• [Job]: Your task is to output the listing word for word, with pictures excluded.

• • • • •

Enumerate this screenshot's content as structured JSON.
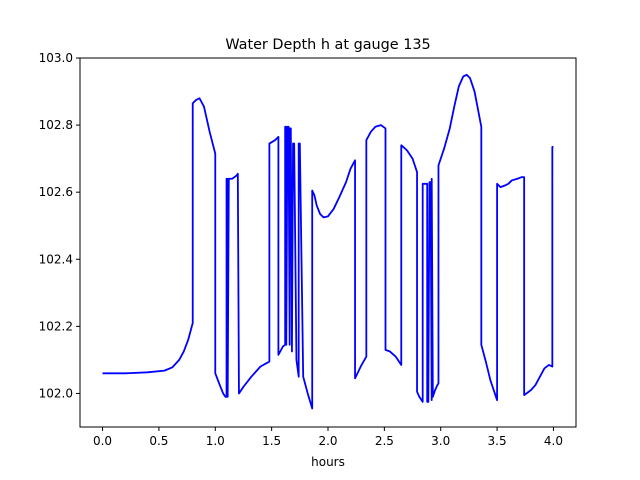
{
  "chart_data": {
    "type": "line",
    "title": "Water Depth h at gauge 135",
    "xlabel": "hours",
    "ylabel": "",
    "xlim": [
      -0.2,
      4.2
    ],
    "ylim": [
      101.9,
      103.0
    ],
    "xticks": [
      0.0,
      0.5,
      1.0,
      1.5,
      2.0,
      2.5,
      3.0,
      3.5,
      4.0
    ],
    "xtick_labels": [
      "0.0",
      "0.5",
      "1.0",
      "1.5",
      "2.0",
      "2.5",
      "3.0",
      "3.5",
      "4.0"
    ],
    "yticks": [
      102.0,
      102.2,
      102.4,
      102.6,
      102.8,
      103.0
    ],
    "ytick_labels": [
      "102.0",
      "102.2",
      "102.4",
      "102.6",
      "102.8",
      "103.0"
    ],
    "grid": false,
    "series": [
      {
        "color": "#0000ff",
        "x": [
          0.0,
          0.2,
          0.4,
          0.55,
          0.62,
          0.68,
          0.72,
          0.76,
          0.8,
          0.8,
          0.83,
          0.86,
          0.9,
          0.95,
          1.0,
          1.0,
          1.04,
          1.07,
          1.09,
          1.1,
          1.1,
          1.11,
          1.11,
          1.12,
          1.15,
          1.19,
          1.2,
          1.21,
          1.25,
          1.32,
          1.4,
          1.48,
          1.48,
          1.53,
          1.56,
          1.56,
          1.6,
          1.62,
          1.62,
          1.63,
          1.63,
          1.64,
          1.65,
          1.66,
          1.66,
          1.67,
          1.68,
          1.68,
          1.69,
          1.7,
          1.72,
          1.74,
          1.74,
          1.75,
          1.78,
          1.82,
          1.86,
          1.86,
          1.88,
          1.9,
          1.93,
          1.96,
          2.0,
          2.05,
          2.1,
          2.16,
          2.2,
          2.24,
          2.24,
          2.29,
          2.34,
          2.34,
          2.38,
          2.42,
          2.47,
          2.51,
          2.51,
          2.55,
          2.6,
          2.65,
          2.65,
          2.7,
          2.75,
          2.79,
          2.79,
          2.81,
          2.84,
          2.84,
          2.86,
          2.88,
          2.88,
          2.89,
          2.9,
          2.91,
          2.92,
          2.92,
          2.93,
          2.94,
          2.95,
          2.97,
          2.98,
          2.98,
          3.03,
          3.08,
          3.12,
          3.16,
          3.2,
          3.23,
          3.26,
          3.3,
          3.36,
          3.36,
          3.4,
          3.44,
          3.48,
          3.5,
          3.5,
          3.53,
          3.57,
          3.6,
          3.63,
          3.68,
          3.72,
          3.74,
          3.74,
          3.8,
          3.84,
          3.88,
          3.92,
          3.96,
          3.99,
          3.99,
          4.0
        ],
        "y": [
          102.06,
          102.06,
          102.063,
          102.068,
          102.078,
          102.1,
          102.125,
          102.16,
          102.21,
          102.865,
          102.875,
          102.88,
          102.855,
          102.78,
          102.715,
          102.06,
          102.025,
          102.0,
          101.99,
          101.99,
          102.64,
          102.64,
          101.99,
          102.64,
          102.64,
          102.65,
          102.655,
          102.0,
          102.02,
          102.05,
          102.08,
          102.095,
          102.745,
          102.755,
          102.765,
          102.115,
          102.14,
          102.145,
          102.795,
          102.795,
          102.145,
          102.795,
          102.795,
          102.145,
          102.79,
          102.79,
          102.13,
          102.125,
          102.745,
          102.745,
          102.1,
          102.05,
          102.745,
          102.745,
          102.05,
          102.0,
          101.955,
          102.605,
          102.59,
          102.56,
          102.535,
          102.525,
          102.528,
          102.55,
          102.585,
          102.63,
          102.67,
          102.695,
          102.045,
          102.08,
          102.11,
          102.755,
          102.78,
          102.795,
          102.8,
          102.79,
          102.13,
          102.125,
          102.11,
          102.085,
          102.74,
          102.725,
          102.7,
          102.66,
          102.005,
          101.99,
          101.975,
          102.625,
          102.625,
          102.625,
          101.975,
          101.975,
          102.63,
          102.63,
          101.98,
          102.64,
          101.99,
          102.0,
          102.01,
          102.025,
          102.03,
          102.68,
          102.73,
          102.79,
          102.855,
          102.915,
          102.945,
          102.95,
          102.94,
          102.9,
          102.795,
          102.145,
          102.095,
          102.04,
          102.0,
          101.98,
          102.625,
          102.615,
          102.62,
          102.625,
          102.635,
          102.64,
          102.645,
          102.645,
          101.995,
          102.01,
          102.025,
          102.05,
          102.075,
          102.085,
          102.08,
          102.735,
          102.735
        ]
      }
    ]
  }
}
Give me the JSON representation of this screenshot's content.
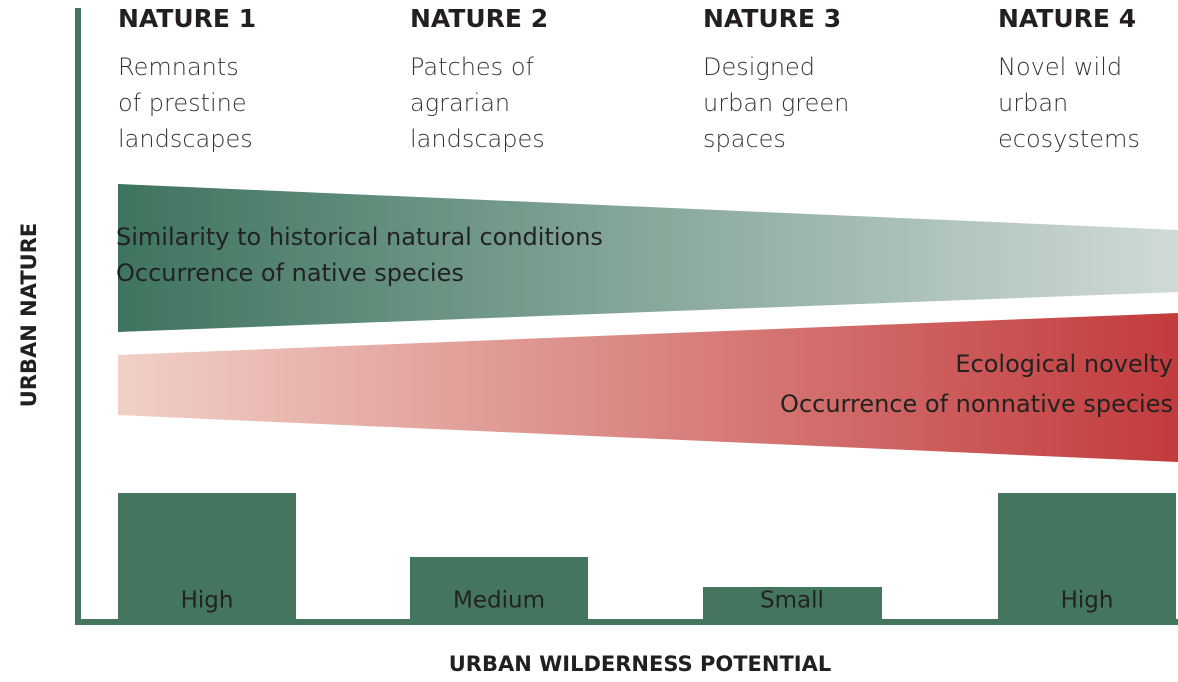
{
  "columns": [
    {
      "title": "NATURE 1",
      "lines": [
        "Remnants",
        "of prestine",
        "landscapes"
      ],
      "level": "High"
    },
    {
      "title": "NATURE 2",
      "lines": [
        "Patches of",
        "agrarian",
        "landscapes"
      ],
      "level": "Medium"
    },
    {
      "title": "NATURE 3",
      "lines": [
        "Designed",
        "urban green",
        "spaces"
      ],
      "level": "Small"
    },
    {
      "title": "NATURE 4",
      "lines": [
        "Novel wild",
        "urban",
        "ecosystems"
      ],
      "level": "High"
    }
  ],
  "green_band": [
    "Similarity to historical natural conditions",
    "Occurrence of native species"
  ],
  "red_band": [
    "Ecological novelty",
    "Occurrence of nonnative species"
  ],
  "y_axis_label": "URBAN NATURE",
  "x_axis_label": "URBAN WILDERNESS POTENTIAL"
}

• • • • •

• [Task answer]:
Enumerate this screenshot's content as structured JSON.
{
  "chart_data": {
    "type": "line",
    "title": "Water Depth h at gauge 135",
    "xlabel": "hours",
    "ylabel": "",
    "xlim": [
      -0.2,
      4.2
    ],
    "ylim": [
      101.9,
      103.0
    ],
    "xticks": [
      0.0,
      0.5,
      1.0,
      1.5,
      2.0,
      2.5,
      3.0,
      3.5,
      4.0
    ],
    "xtick_labels": [
      "0.0",
      "0.5",
      "1.0",
      "1.5",
      "2.0",
      "2.5",
      "3.0",
      "3.5",
      "4.0"
    ],
    "yticks": [
      102.0,
      102.2,
      102.4,
      102.6,
      102.8,
      103.0
    ],
    "ytick_labels": [
      "102.0",
      "102.2",
      "102.4",
      "102.6",
      "102.8",
      "103.0"
    ],
    "grid": false,
    "series": [
      {
        "color": "#0000ff",
        "x": [
          0.0,
          0.2,
          0.4,
          0.55,
          0.62,
          0.68,
          0.72,
          0.76,
          0.8,
          0.8,
          0.83,
          0.86,
          0.9,
          0.95,
          1.0,
          1.0,
          1.04,
          1.07,
          1.09,
          1.1,
          1.1,
          1.11,
          1.11,
          1.12,
          1.15,
          1.19,
          1.2,
          1.21,
          1.25,
          1.32,
          1.4,
          1.48,
          1.48,
          1.53,
          1.56,
          1.56,
          1.6,
          1.62,
          1.62,
          1.63,
          1.63,
          1.64,
          1.65,
          1.66,
          1.66,
          1.67,
          1.68,
          1.68,
          1.69,
          1.7,
          1.72,
          1.74,
          1.74,
          1.75,
          1.78,
          1.82,
          1.86,
          1.86,
          1.88,
          1.9,
          1.93,
          1.96,
          2.0,
          2.05,
          2.1,
          2.16,
          2.2,
          2.24,
          2.24,
          2.29,
          2.34,
          2.34,
          2.38,
          2.42,
          2.47,
          2.51,
          2.51,
          2.55,
          2.6,
          2.65,
          2.65,
          2.7,
          2.75,
          2.79,
          2.79,
          2.81,
          2.84,
          2.84,
          2.86,
          2.88,
          2.88,
          2.89,
          2.9,
          2.91,
          2.92,
          2.92,
          2.93,
          2.94,
          2.95,
          2.97,
          2.98,
          2.98,
          3.03,
          3.08,
          3.12,
          3.16,
          3.2,
          3.23,
          3.26,
          3.3,
          3.36,
          3.36,
          3.4,
          3.44,
          3.48,
          3.5,
          3.5,
          3.53,
          3.57,
          3.6,
          3.63,
          3.68,
          3.72,
          3.74,
          3.74,
          3.8,
          3.84,
          3.88,
          3.92,
          3.96,
          3.99,
          3.99,
          4.0
        ],
        "y": [
          102.06,
          102.06,
          102.063,
          102.068,
          102.078,
          102.1,
          102.125,
          102.16,
          102.21,
          102.865,
          102.875,
          102.88,
          102.855,
          102.78,
          102.715,
          102.06,
          102.025,
          102.0,
          101.99,
          101.99,
          102.64,
          102.64,
          101.99,
          102.64,
          102.64,
          102.65,
          102.655,
          102.0,
          102.02,
          102.05,
          102.08,
          102.095,
          102.745,
          102.755,
          102.765,
          102.115,
          102.14,
          102.145,
          102.795,
          102.795,
          102.145,
          102.795,
          102.795,
          102.145,
          102.79,
          102.79,
          102.13,
          102.125,
          102.745,
          102.745,
          102.1,
          102.05,
          102.745,
          102.745,
          102.05,
          102.0,
          101.955,
          102.605,
          102.59,
          102.56,
          102.535,
          102.525,
          102.528,
          102.55,
          102.585,
          102.63,
          102.67,
          102.695,
          102.045,
          102.08,
          102.11,
          102.755,
          102.78,
          102.795,
          102.8,
          102.79,
          102.13,
          102.125,
          102.11,
          102.085,
          102.74,
          102.725,
          102.7,
          102.66,
          102.005,
          101.99,
          101.975,
          102.625,
          102.625,
          102.625,
          101.975,
          101.975,
          102.63,
          102.63,
          101.98,
          102.64,
          101.99,
          102.0,
          102.01,
          102.025,
          102.03,
          102.68,
          102.73,
          102.79,
          102.855,
          102.915,
          102.945,
          102.95,
          102.94,
          102.9,
          102.795,
          102.145,
          102.095,
          102.04,
          102.0,
          101.98,
          102.625,
          102.615,
          102.62,
          102.625,
          102.635,
          102.64,
          102.645,
          102.645,
          101.995,
          102.01,
          102.025,
          102.05,
          102.075,
          102.085,
          102.08,
          102.735,
          102.735
        ]
      }
    ]
  }
}
Give me the JSON representation of this screenshot's content.
{
  "columns": [
    {
      "title": "NATURE 1",
      "lines": [
        "Remnants",
        "of prestine",
        "landscapes"
      ],
      "level": "High"
    },
    {
      "title": "NATURE 2",
      "lines": [
        "Patches of",
        "agrarian",
        "landscapes"
      ],
      "level": "Medium"
    },
    {
      "title": "NATURE 3",
      "lines": [
        "Designed",
        "urban green",
        "spaces"
      ],
      "level": "Small"
    },
    {
      "title": "NATURE 4",
      "lines": [
        "Novel wild",
        "urban",
        "ecosystems"
      ],
      "level": "High"
    }
  ],
  "green_band": [
    "Similarity to historical natural conditions",
    "Occurrence of native species"
  ],
  "red_band": [
    "Ecological novelty",
    "Occurrence of nonnative species"
  ],
  "y_axis_label": "URBAN NATURE",
  "x_axis_label": "URBAN WILDERNESS POTENTIAL"
}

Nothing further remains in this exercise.